Saved entries:
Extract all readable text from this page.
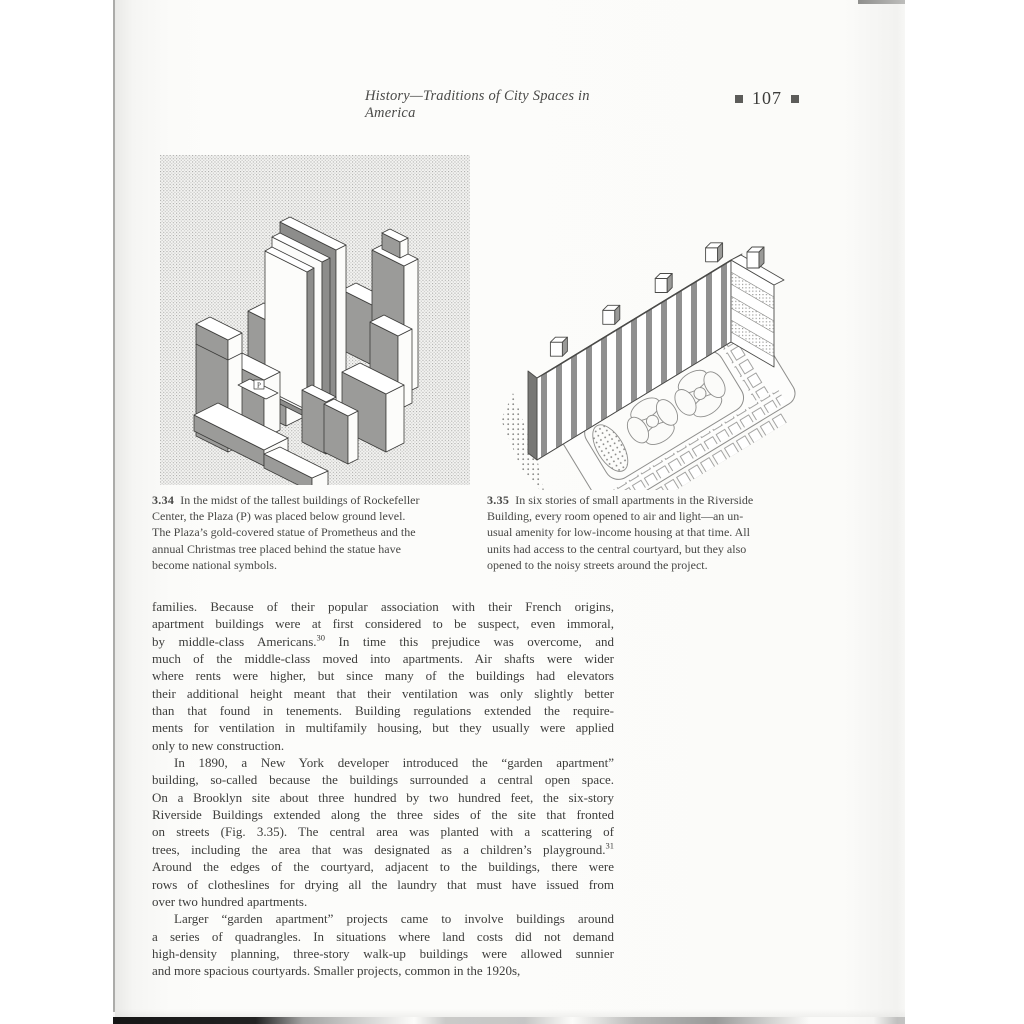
History—Traditions of City Spaces in America
107
P
3.34 In the midst of the tallest buildings of Rockefeller
Center, the Plaza (P) was placed below ground level.
The Plaza’s gold-covered statue of Prometheus and the
annual Christmas tree placed behind the statue have
become national symbols.
3.35 In six stories of small apartments in the Riverside
Building, every room opened to air and light—an un-
usual amenity for low-income housing at that time. All
units had access to the central courtyard, but they also
opened to the noisy streets around the project.
families. Because of their popular association with their French origins,
apartment buildings were at first considered to be suspect, even immoral,
by middle-class Americans.$^{30}$ In time this prejudice was overcome, and
much of the middle-class moved into apartments. Air shafts were wider
where rents were higher, but since many of the buildings had elevators
their additional height meant that their ventilation was only slightly better
than that found in tenements. Building regulations extended the require-
ments for ventilation in multifamily housing, but they usually were applied
only to new construction.
In 1890, a New York developer introduced the “garden apartment”
building, so-called because the buildings surrounded a central open space.
On a Brooklyn site about three hundred by two hundred feet, the six-story
Riverside Buildings extended along the three sides of the site that fronted
on streets (Fig. 3.35). The central area was planted with a scattering of
trees, including the area that was designated as a children’s playground.$^{31}$
Around the edges of the courtyard, adjacent to the buildings, there were
rows of clotheslines for drying all the laundry that must have issued from
over two hundred apartments.
Larger “garden apartment” projects came to involve buildings around
a series of quadrangles. In situations where land costs did not demand
high-density planning, three-story walk-up buildings were allowed sunnier
and more spacious courtyards. Smaller projects, common in the 1920s,
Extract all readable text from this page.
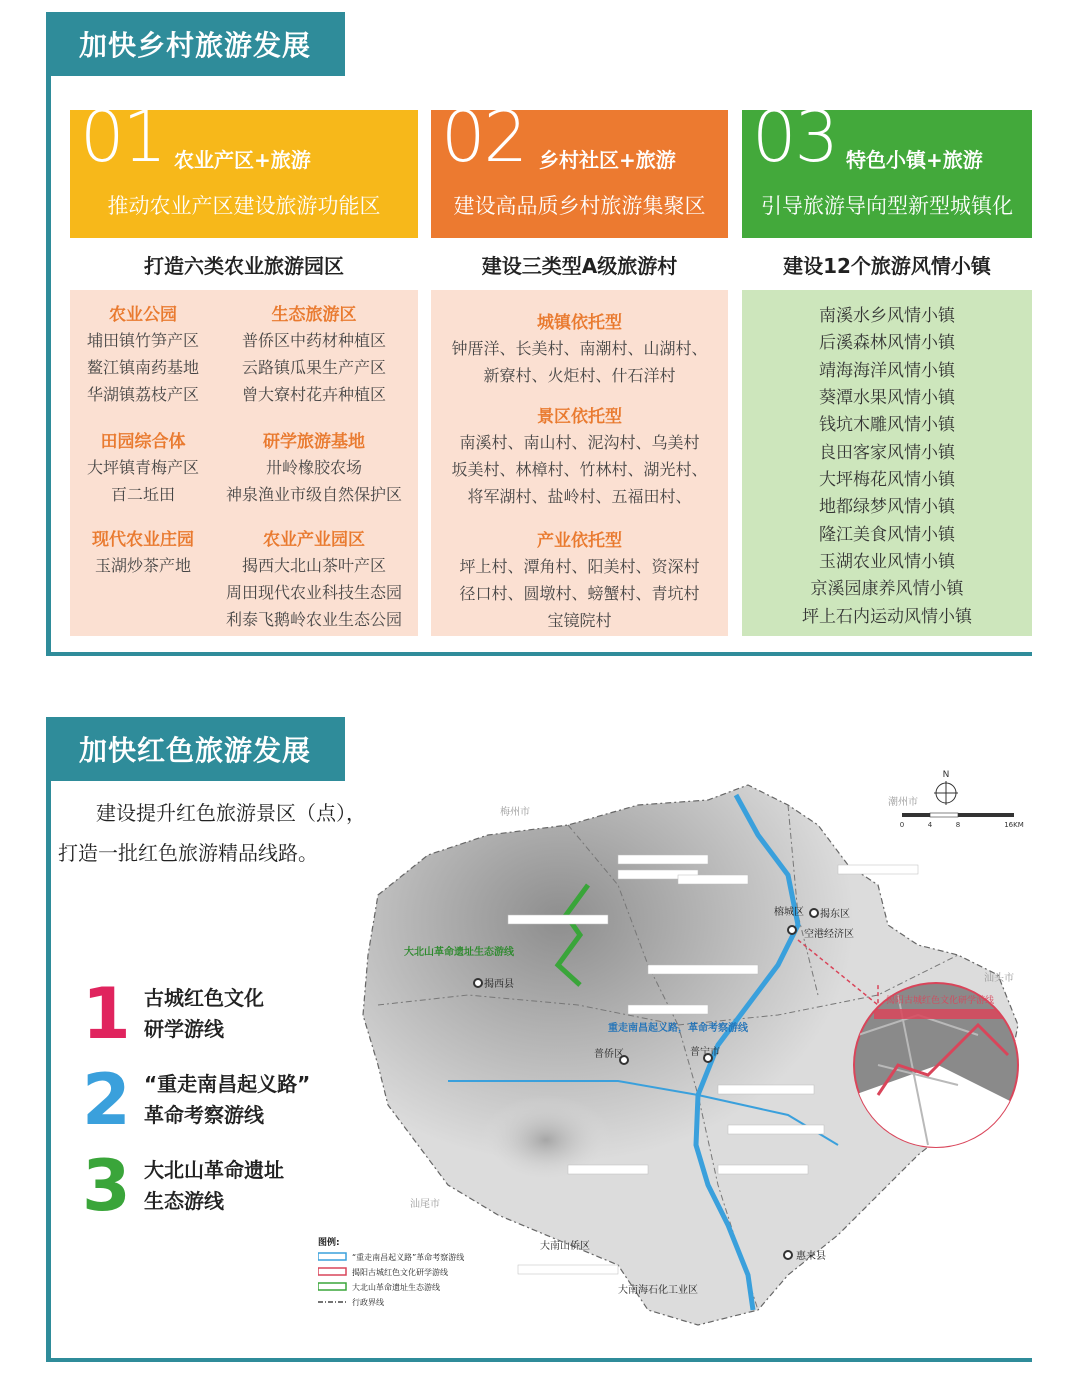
加快乡村旅游发展
01 农业产区+旅游
推动农业产区建设旅游功能区
02 乡村社区+旅游
建设高品质乡村旅游集聚区
03 特色小镇+旅游
引导旅游导向型新型城镇化
打造六类农业旅游园区	建设三类型A级旅游村	建设12个旅游风情小镇
农业公园
埔田镇竹笋产区
鳌江镇南药基地
华湖镇荔枝产区
生态旅游区
普侨区中药材种植区
云路镇瓜果生产产区
曾大寮村花卉种植区
田园综合体
大坪镇青梅产区
百二坵田
研学旅游基地
卅岭橡胶农场
神泉渔业市级自然保护区
现代农业庄园
玉湖炒茶产地
农业产业园区
揭西大北山茶叶产区
周田现代农业科技生态园
利泰飞鹅岭农业生态公园
城镇依托型
钟厝洋、长美村、南潮村、山湖村、
新寮村、火炬村、什石洋村
景区依托型
南溪村、南山村、泥沟村、乌美村
坂美村、林樟村、竹林村、湖光村、
将军湖村、盐岭村、五福田村、
产业依托型
坪上村、潭角村、阳美村、资深村
径口村、圆墩村、螃蟹村、青坑村
宝镜院村
南溪水乡风情小镇
后溪森林风情小镇
靖海海洋风情小镇
葵潭水果风情小镇
钱坑木雕风情小镇
良田客家风情小镇
大坪梅花风情小镇
地都绿梦风情小镇
隆江美食风情小镇
玉湖农业风情小镇
京溪园康养风情小镇
坪上石内运动风情小镇
加快红色旅游发展
建设提升红色旅游景区（点），
打造一批红色旅游精品线路。
1 古城红色文化
研学游线
2 “重走南昌起义路”
革命考察游线
3 大北山革命遗址
生态游线
揭阳古城红色文化研学游线
揭西县
普宁市
普侨区
揭东区
空港经济区
榕城区
惠来县
大南山侨区
大南海石化工业区
梅州市
潮州市
汕尾市
汕头市
大北山革命遗址生态游线
重走南昌起义路，革命考察游线
N
0	4	8	16KM
图例:
“重走南昌起义路”革命考察游线
揭阳古城红色文化研学游线
大北山革命遗址生态游线
行政界线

Exercise description » Pick out every line with the string "three" and copy it.

Task answer »
On a Brooklyn site about three hundred by two hundred feet, the six-story
Riverside Buildings extended along the three sides of the site that fronted
high-density planning, three-story walk-up buildings were allowed sunnier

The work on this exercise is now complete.